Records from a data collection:
★ ★ ★ ★

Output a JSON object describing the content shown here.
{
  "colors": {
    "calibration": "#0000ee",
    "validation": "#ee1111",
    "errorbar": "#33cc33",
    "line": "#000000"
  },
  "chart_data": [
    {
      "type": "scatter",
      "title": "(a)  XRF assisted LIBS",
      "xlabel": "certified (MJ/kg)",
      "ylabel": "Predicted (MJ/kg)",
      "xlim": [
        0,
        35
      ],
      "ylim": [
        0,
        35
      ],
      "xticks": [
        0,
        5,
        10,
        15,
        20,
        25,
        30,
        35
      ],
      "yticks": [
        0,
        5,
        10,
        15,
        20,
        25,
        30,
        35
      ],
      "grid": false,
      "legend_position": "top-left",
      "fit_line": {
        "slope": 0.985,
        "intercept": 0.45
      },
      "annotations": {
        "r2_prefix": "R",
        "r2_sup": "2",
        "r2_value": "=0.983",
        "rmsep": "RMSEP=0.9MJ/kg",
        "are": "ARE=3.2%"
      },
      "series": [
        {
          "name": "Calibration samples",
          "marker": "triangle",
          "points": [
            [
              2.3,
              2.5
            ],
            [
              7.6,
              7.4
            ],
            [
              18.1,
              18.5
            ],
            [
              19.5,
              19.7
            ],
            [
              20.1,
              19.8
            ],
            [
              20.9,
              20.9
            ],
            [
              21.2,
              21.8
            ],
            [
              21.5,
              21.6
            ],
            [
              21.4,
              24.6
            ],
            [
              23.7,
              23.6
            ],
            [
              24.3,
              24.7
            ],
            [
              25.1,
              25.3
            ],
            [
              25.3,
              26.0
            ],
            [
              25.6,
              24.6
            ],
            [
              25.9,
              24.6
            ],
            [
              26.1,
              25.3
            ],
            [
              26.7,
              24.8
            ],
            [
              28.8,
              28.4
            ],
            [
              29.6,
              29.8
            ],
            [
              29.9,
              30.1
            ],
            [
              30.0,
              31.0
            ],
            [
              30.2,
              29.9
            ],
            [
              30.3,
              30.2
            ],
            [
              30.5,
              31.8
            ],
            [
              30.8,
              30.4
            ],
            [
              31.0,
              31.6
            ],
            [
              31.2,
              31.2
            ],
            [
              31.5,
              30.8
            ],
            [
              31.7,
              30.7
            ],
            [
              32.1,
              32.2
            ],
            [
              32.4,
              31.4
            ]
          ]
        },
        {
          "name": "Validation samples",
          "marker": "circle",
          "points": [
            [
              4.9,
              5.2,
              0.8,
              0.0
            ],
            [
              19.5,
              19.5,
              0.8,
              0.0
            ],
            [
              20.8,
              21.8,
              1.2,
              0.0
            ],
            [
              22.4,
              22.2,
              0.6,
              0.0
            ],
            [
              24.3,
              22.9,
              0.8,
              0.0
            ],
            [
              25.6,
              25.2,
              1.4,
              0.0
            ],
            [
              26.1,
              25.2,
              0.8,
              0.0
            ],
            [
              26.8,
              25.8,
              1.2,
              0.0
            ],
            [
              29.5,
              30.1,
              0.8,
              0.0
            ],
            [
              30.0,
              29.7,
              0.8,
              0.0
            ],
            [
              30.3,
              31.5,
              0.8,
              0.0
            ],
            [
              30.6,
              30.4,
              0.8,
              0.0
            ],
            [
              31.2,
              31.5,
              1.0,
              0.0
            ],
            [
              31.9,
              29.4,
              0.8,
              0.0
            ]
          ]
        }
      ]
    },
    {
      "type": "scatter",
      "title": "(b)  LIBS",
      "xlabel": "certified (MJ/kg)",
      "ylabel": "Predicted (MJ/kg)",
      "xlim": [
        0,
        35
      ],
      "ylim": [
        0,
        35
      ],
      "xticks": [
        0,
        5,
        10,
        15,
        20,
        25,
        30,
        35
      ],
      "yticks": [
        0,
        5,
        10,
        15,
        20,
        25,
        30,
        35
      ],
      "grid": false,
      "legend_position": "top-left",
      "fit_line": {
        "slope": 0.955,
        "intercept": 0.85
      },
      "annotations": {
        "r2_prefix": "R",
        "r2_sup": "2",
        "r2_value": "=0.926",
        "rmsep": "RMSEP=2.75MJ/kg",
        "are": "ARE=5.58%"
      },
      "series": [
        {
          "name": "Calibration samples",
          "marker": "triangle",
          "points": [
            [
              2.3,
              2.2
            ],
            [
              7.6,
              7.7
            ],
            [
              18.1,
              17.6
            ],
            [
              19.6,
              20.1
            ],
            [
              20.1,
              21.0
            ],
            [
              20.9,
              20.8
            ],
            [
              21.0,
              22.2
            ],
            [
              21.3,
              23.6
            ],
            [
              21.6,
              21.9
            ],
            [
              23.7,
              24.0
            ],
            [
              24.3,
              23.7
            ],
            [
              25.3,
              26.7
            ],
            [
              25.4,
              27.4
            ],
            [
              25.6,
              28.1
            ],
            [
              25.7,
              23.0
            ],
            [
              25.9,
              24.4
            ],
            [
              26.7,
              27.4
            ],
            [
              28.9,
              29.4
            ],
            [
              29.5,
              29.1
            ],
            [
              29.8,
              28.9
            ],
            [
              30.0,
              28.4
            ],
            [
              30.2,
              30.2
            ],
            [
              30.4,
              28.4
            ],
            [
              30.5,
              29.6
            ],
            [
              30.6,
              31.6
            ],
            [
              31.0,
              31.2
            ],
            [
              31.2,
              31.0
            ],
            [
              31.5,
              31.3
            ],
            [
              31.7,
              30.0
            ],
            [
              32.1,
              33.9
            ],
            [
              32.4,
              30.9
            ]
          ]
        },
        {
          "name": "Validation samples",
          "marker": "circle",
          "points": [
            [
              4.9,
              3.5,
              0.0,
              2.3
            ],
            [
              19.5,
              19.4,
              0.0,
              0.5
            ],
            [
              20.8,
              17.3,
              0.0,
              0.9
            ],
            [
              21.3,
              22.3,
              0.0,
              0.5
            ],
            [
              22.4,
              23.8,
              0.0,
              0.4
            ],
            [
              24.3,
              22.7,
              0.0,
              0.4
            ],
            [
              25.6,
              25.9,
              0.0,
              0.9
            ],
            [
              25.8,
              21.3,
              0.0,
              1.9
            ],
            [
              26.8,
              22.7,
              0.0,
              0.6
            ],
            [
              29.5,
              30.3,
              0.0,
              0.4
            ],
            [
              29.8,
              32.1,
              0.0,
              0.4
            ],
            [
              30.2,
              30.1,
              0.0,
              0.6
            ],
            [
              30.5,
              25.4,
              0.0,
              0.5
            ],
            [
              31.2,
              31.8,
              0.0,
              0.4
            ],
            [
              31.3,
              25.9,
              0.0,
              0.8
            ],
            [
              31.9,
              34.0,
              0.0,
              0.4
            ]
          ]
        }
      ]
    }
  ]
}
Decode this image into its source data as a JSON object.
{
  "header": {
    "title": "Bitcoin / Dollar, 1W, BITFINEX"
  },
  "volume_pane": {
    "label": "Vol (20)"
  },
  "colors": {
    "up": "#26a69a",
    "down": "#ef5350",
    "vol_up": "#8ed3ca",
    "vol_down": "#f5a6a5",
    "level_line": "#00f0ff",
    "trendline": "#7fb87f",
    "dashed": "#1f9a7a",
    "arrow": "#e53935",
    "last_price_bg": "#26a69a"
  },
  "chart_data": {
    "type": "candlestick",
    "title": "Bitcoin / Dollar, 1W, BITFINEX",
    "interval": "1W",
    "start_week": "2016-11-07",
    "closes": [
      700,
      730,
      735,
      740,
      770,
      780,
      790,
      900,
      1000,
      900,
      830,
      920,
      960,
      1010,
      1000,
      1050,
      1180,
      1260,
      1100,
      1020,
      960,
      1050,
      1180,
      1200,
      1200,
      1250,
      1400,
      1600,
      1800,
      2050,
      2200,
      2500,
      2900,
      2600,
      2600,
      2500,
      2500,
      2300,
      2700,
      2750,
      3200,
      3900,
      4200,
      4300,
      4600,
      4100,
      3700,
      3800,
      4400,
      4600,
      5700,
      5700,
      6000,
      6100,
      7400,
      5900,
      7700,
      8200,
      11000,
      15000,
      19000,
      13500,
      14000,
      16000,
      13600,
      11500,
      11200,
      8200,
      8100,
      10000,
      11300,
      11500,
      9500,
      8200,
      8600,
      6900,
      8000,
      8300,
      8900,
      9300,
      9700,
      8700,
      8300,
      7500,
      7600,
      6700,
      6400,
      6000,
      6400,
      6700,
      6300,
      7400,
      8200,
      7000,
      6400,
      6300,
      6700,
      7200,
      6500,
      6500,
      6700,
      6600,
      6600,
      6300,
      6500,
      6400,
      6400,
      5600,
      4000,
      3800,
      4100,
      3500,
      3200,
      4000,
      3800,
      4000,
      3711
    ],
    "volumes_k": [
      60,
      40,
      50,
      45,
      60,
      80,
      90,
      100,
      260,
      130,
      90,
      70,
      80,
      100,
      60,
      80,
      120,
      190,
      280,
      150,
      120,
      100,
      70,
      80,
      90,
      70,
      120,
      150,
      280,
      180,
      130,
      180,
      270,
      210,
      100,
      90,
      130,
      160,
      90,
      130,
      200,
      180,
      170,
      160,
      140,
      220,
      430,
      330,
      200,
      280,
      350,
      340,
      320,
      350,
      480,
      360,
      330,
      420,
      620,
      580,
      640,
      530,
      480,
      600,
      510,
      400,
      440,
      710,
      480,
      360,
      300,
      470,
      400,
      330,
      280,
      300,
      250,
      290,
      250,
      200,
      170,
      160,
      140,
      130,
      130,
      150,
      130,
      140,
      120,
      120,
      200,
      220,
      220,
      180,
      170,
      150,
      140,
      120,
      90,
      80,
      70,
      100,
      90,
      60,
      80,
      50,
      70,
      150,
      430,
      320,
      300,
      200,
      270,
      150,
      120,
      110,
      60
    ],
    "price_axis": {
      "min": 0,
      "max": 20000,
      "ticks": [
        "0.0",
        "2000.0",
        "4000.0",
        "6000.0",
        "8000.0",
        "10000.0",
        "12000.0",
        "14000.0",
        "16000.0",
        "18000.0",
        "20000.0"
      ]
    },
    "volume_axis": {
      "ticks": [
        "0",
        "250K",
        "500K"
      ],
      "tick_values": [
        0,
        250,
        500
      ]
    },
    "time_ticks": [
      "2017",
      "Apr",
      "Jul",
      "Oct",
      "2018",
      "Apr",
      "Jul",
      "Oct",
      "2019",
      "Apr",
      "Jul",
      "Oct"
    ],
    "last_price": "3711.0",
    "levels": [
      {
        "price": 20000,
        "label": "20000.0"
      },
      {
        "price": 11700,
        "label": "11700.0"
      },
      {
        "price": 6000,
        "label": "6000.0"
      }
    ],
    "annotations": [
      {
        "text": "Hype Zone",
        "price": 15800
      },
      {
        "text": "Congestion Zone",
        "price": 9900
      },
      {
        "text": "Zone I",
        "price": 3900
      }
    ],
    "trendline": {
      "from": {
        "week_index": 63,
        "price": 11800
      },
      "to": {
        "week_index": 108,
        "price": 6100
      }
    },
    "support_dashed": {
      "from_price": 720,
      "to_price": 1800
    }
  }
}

★ ★ ★ ★

Identify the lines of the entries containing the string "rmsep". Copy each such line.

-- Reply to the exercise --
        "rmsep": "RMSEP=0.9MJ/kg",
        "rmsep": "RMSEP=2.75MJ/kg",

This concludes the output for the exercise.